Write out all the entries word for word, but skip any images.

**Input**
☆ ☆ ☆ ☆ ☆
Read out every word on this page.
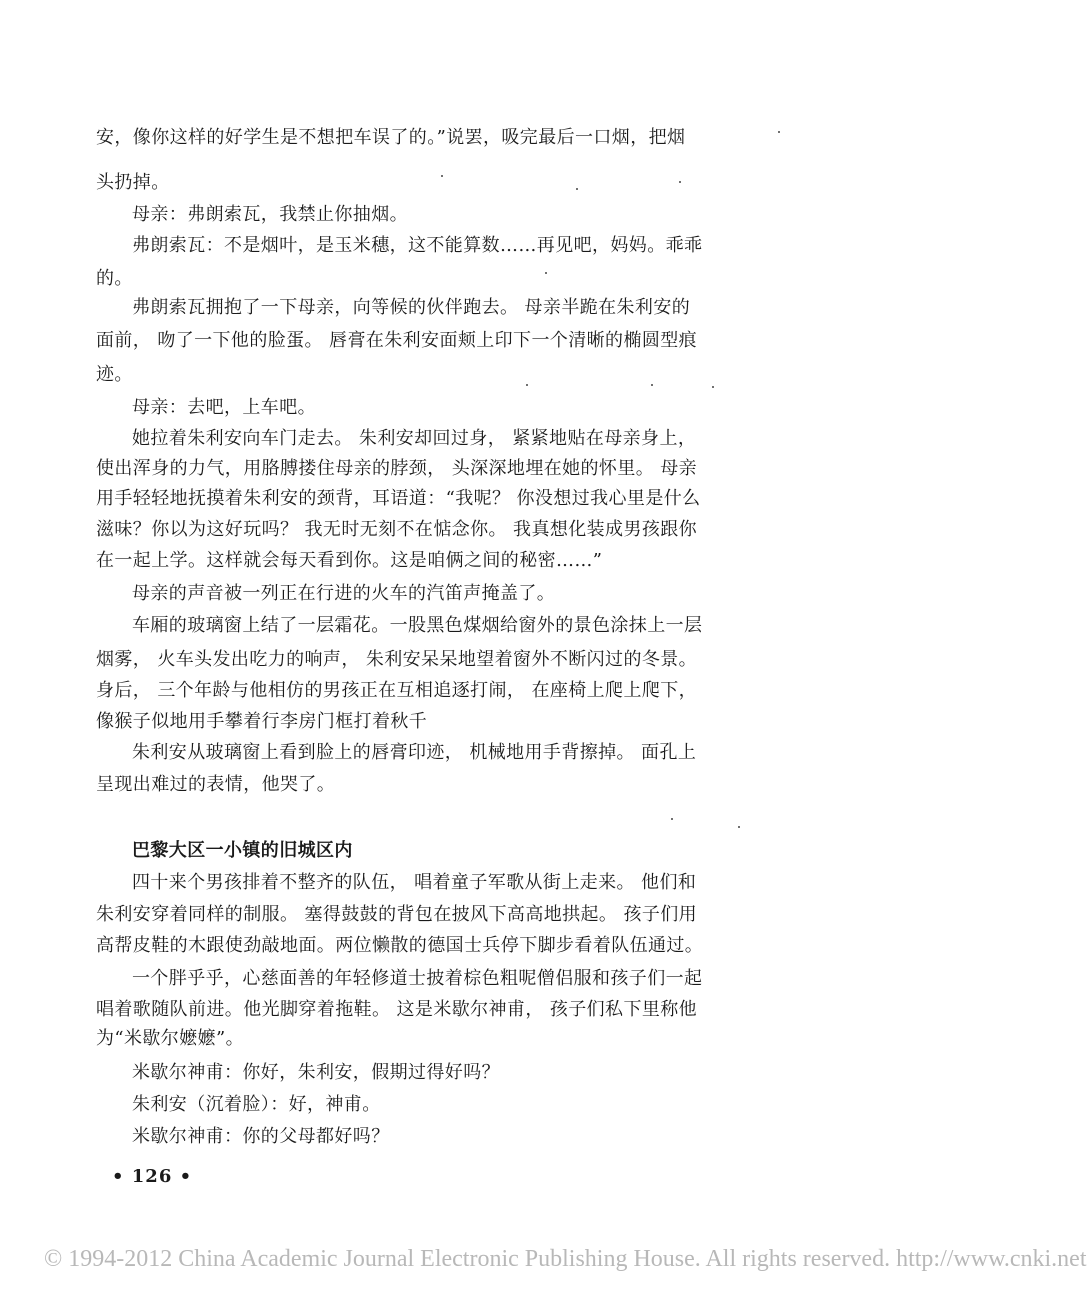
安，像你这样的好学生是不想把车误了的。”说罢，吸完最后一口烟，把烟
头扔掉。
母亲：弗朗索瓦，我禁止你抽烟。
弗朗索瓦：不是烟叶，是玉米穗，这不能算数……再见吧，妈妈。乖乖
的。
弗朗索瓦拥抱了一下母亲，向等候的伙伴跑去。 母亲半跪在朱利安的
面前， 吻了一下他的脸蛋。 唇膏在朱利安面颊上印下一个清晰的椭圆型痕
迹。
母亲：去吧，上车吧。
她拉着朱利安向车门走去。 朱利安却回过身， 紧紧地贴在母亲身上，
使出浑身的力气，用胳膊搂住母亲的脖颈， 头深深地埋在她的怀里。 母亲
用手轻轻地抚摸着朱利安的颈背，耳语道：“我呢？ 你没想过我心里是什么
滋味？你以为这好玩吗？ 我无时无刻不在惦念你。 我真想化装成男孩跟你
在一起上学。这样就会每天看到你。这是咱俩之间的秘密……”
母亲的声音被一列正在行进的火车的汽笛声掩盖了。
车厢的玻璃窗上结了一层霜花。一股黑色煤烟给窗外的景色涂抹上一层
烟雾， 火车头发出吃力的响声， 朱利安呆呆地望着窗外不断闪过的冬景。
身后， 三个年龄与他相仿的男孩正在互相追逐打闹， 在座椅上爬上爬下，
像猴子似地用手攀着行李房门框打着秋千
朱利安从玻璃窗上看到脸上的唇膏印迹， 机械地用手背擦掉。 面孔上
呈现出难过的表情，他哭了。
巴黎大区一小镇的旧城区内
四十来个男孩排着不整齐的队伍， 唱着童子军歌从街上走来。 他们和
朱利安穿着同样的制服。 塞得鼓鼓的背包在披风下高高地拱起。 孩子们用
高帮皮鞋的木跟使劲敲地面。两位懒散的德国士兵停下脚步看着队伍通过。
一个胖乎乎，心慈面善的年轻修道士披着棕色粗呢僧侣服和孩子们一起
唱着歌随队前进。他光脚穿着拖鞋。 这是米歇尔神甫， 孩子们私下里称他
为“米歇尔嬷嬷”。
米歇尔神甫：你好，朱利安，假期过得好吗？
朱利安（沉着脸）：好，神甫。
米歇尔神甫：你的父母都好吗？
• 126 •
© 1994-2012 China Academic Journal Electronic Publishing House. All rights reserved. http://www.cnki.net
☆ ☆ ☆ ☆ ☆
**Full output**
Read out every word on this page.
安，像你这样的好学生是不想把车误了的。”说罢，吸完最后一口烟，把烟
头扔掉。
母亲：弗朗索瓦，我禁止你抽烟。
弗朗索瓦：不是烟叶，是玉米穗，这不能算数……再见吧，妈妈。乖乖
的。
弗朗索瓦拥抱了一下母亲，向等候的伙伴跑去。 母亲半跪在朱利安的
面前， 吻了一下他的脸蛋。 唇膏在朱利安面颊上印下一个清晰的椭圆型痕
迹。
母亲：去吧，上车吧。
她拉着朱利安向车门走去。 朱利安却回过身， 紧紧地贴在母亲身上，
使出浑身的力气，用胳膊搂住母亲的脖颈， 头深深地埋在她的怀里。 母亲
用手轻轻地抚摸着朱利安的颈背，耳语道：“我呢？ 你没想过我心里是什么
滋味？你以为这好玩吗？ 我无时无刻不在惦念你。 我真想化装成男孩跟你
在一起上学。这样就会每天看到你。这是咱俩之间的秘密……”
母亲的声音被一列正在行进的火车的汽笛声掩盖了。
车厢的玻璃窗上结了一层霜花。一股黑色煤烟给窗外的景色涂抹上一层
烟雾， 火车头发出吃力的响声， 朱利安呆呆地望着窗外不断闪过的冬景。
身后， 三个年龄与他相仿的男孩正在互相追逐打闹， 在座椅上爬上爬下，
像猴子似地用手攀着行李房门框打着秋千
朱利安从玻璃窗上看到脸上的唇膏印迹， 机械地用手背擦掉。 面孔上
呈现出难过的表情，他哭了。
巴黎大区一小镇的旧城区内
四十来个男孩排着不整齐的队伍， 唱着童子军歌从街上走来。 他们和
朱利安穿着同样的制服。 塞得鼓鼓的背包在披风下高高地拱起。 孩子们用
高帮皮鞋的木跟使劲敲地面。两位懒散的德国士兵停下脚步看着队伍通过。
一个胖乎乎，心慈面善的年轻修道士披着棕色粗呢僧侣服和孩子们一起
唱着歌随队前进。他光脚穿着拖鞋。 这是米歇尔神甫， 孩子们私下里称他
为“米歇尔嬷嬷”。
米歇尔神甫：你好，朱利安，假期过得好吗？
朱利安（沉着脸）：好，神甫。
米歇尔神甫：你的父母都好吗？
• 126 •
© 1994-2012 China Academic Journal Electronic Publishing House. All rights reserved. http://www.cnki.net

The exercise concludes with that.